> _DOCUMENT_:
-- BEGIN --
Monday, July 7, 2008

Meditation on Meaning and Mothering

I had an insight this morning. Or a couple. Yes. I had two poignant insights that might be important only to the mind of a mom who was awake no fewer than six times to nurse her toddler then had to go to work.

My first insight was a little diagram image of my priorities that popped up all visual and organized in my head. It went Tiny Her, Him, Work, Art, Housework, Money.... on downward in increasingly small fonts until the tiny, squeaky-meek little 'me' box at the bottom of the pile was microscopic. Oh, I thought. The "oh" of the dawning realization variety. Mentally I tried to imagine a pretty graph of overlapping circles where the ME section was a warm pale color- possibly peach- that gently blended in perfect graph harmony with all the other neat little divisions of life. It fell apart a little bit because immediately the next epiphany slapped me and was more grounded and more describable. (It came with a blog post fully written and edited, and almost hit the publish button for me.)

Weary Hippie Mother in Appalachia Insight the Second:

Here's what bugs about my own little parenting zeitgeist: it's the lack of value given to my choices. I've never encountered hostility directly in my family, neighbors, or out in my town. No one has asked me to cover my nursing child or reprimanded me about the dangers of co-sleeping. Instead I get these amused little reactions like I am the most adorable little eccentric- just about completely harmless- when people find out the barely-touched crib was Freecycled before the baby was walking, or see us nursing, or ask me if my handmade sling is safe. I'm thrilled that I've had a comfortable time of it- I was braced (after too many hours of web-based mamadrama) to be assaulted with judgmental people.

My complaint, now that my new insight has helped me articulate it, is that my parenting choices are seen as indulgent. (Also, I can hear people scoffing: 'parenting choices' is a phrase full of pretentious over-thinking.) It's in the way doctors presume that breast milk is of no nutritive importance after six months or a year. It's the way people just warn sleep sharers that the kids will never leave the bed. It's the convenient loss of the history of midwives. and ignoring C-section rates.
-- END --
> _GIVEN INFORMATION_:
-- BEGIN --
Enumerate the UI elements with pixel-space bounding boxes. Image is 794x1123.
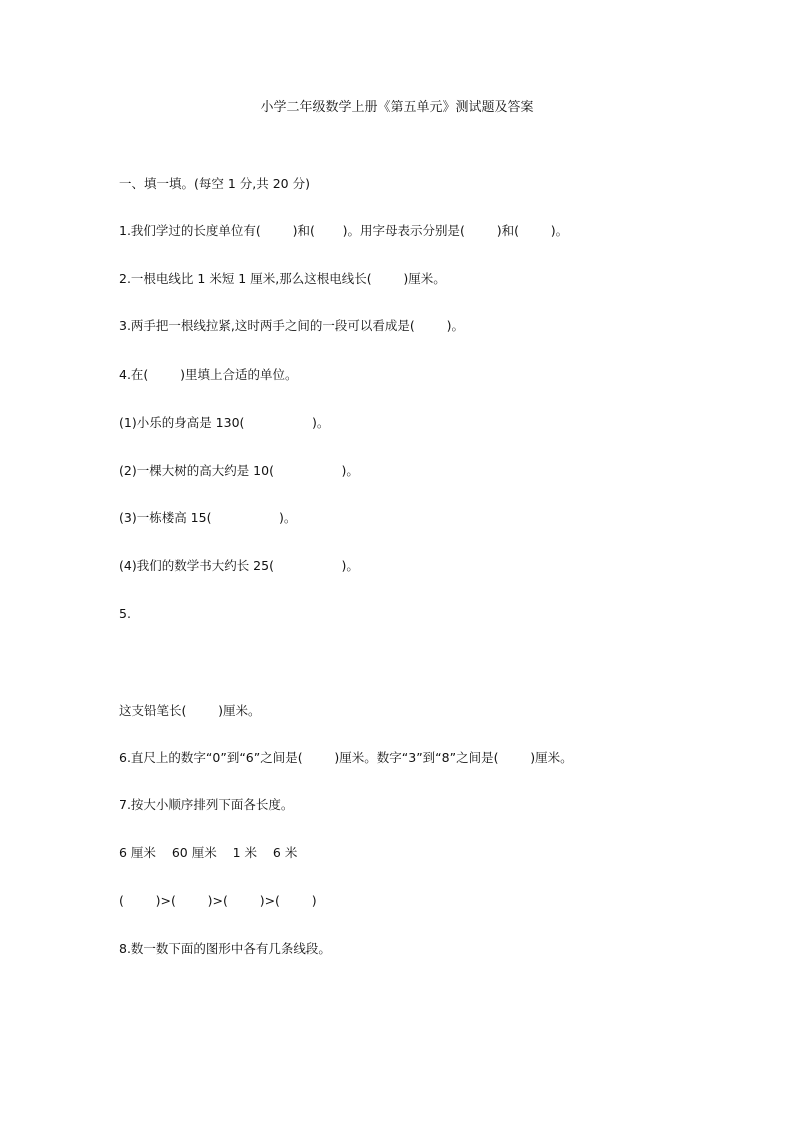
-- END --
> _PROBLEMS TO SOLVE_:
**a.** In the blog post on mothering, what color does the writer picture for the ME section of the graph?
**b.** Say whether each statement agrees with the blog post on mothering, answering yes or no and quoting the words of the post that decide it.
(i) Someone in the writer's town asked her to cover her nursing child.
(ii) The crib was given away through Freecycle before the baby could walk.
(iii) The writer's complaint is that her parenting choices are seen as indulgent.
**c.** Pick up the blog post on mothering after its last sentence and keep writing it.

> _RESPONSES PER TASK_:
**a.** A warm pale color, possibly peach.

**b.**
(i) No: "No one has asked me to cover my nursing child"
(ii) Yes: "the barely-touched crib was Freecycled before the baby was walking"
(iii) Yes: "my parenting choices are seen as indulgent"

**c.**
I won't pretend for politics or good press that night nursing isn't exhausting me, or that my husband isn't dying to have me back in our bed full-time. I just want to own my reasons. I want to say, yes my mother-milk is important to my small picky-eating baby. I want to acknowledge my belief that small children need a warm, comforting body next to theirs at night. Now that I'm moving toward a new phase with weaning I need to express that nursing for two years has been a gift to Molly. My waiting to wean at an age that's radical in my neighborhood isn't a sentimental avoidance of choice- it's a real decision. It's all so complex with ideas of sacrifice (and motherhood culturally is far too tangled up in that for me to even scratch the surface) but my reasons, and my choices, are expressions of love and of careful thought, and of intention.

1 comment:

Alexis Yael said...

Oh my g-d-ss, if I didn't already love you before, I LOVE you now.

BOOM. You hit the nail on the head with that second one, grrl. Shit.

And *that's* why it pisses me off so much that I got the standard, "Maybe it's time to start setting boundaries" shit assvice from my (former) IRLSF yesterday. UH-HUH.

LOVE YOU! This is going to spawn some hippie mama in AL ephiphanies, too...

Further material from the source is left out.